◆ PROBLEM DESCRIPTION
State the number of lines, and only that number, in which the word "ffffff" appears.

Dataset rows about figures
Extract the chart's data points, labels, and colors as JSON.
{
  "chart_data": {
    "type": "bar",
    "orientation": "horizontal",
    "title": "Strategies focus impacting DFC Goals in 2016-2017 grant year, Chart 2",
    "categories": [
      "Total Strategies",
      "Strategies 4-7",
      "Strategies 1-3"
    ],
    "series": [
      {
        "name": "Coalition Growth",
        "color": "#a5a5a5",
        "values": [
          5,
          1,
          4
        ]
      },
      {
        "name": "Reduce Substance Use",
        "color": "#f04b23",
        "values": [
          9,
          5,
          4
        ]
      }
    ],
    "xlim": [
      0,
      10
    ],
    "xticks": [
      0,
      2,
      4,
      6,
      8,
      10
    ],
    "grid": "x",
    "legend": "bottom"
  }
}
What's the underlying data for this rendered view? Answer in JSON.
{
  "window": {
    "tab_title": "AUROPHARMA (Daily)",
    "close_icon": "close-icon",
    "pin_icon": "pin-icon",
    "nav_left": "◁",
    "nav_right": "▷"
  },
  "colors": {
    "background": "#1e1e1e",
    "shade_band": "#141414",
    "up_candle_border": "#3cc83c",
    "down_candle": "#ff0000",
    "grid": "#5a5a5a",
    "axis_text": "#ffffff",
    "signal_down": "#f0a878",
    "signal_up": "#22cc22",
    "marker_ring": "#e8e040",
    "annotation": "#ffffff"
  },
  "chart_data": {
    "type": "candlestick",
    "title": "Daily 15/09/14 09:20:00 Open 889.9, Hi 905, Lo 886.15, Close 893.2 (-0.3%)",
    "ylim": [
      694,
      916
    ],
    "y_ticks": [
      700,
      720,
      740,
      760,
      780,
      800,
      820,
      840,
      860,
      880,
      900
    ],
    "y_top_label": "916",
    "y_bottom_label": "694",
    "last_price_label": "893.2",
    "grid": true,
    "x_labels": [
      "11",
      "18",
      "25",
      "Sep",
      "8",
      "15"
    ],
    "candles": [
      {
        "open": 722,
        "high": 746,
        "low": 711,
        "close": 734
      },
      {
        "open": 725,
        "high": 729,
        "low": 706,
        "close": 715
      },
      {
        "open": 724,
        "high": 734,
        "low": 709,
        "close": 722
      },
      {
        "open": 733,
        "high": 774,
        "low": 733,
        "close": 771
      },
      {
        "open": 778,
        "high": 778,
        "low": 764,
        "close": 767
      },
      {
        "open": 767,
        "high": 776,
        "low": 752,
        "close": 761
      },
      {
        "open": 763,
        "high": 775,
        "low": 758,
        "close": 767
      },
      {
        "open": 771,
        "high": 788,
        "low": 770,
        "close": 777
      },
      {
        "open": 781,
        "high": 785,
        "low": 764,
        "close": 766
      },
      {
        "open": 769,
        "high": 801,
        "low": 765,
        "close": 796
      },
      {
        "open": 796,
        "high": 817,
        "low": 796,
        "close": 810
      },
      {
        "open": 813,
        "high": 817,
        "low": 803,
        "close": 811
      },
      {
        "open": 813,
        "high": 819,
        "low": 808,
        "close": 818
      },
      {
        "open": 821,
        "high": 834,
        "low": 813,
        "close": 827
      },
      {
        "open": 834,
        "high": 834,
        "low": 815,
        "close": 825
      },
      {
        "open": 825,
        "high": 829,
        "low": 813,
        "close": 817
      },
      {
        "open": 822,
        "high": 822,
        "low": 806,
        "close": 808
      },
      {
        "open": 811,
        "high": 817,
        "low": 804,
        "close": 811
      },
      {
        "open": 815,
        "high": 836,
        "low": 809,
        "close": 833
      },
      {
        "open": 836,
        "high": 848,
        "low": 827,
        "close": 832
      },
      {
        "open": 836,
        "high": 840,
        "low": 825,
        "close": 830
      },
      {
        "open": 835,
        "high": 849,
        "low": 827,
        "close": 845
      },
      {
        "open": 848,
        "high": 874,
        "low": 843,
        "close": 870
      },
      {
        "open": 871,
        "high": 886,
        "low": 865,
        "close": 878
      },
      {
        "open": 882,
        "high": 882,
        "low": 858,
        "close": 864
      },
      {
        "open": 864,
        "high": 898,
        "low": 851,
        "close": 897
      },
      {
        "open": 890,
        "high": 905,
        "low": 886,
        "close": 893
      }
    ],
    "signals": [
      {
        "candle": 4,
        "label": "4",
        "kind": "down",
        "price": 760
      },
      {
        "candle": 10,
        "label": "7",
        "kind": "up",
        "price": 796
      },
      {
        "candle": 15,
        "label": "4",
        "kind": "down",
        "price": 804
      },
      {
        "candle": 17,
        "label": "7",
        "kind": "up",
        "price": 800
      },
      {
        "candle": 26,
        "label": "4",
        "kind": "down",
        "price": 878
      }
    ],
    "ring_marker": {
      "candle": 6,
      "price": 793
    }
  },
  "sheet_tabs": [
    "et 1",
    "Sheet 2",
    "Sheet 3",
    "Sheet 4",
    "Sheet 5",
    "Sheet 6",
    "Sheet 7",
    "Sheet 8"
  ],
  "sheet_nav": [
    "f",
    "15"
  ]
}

◆ CORRECT RESULT
2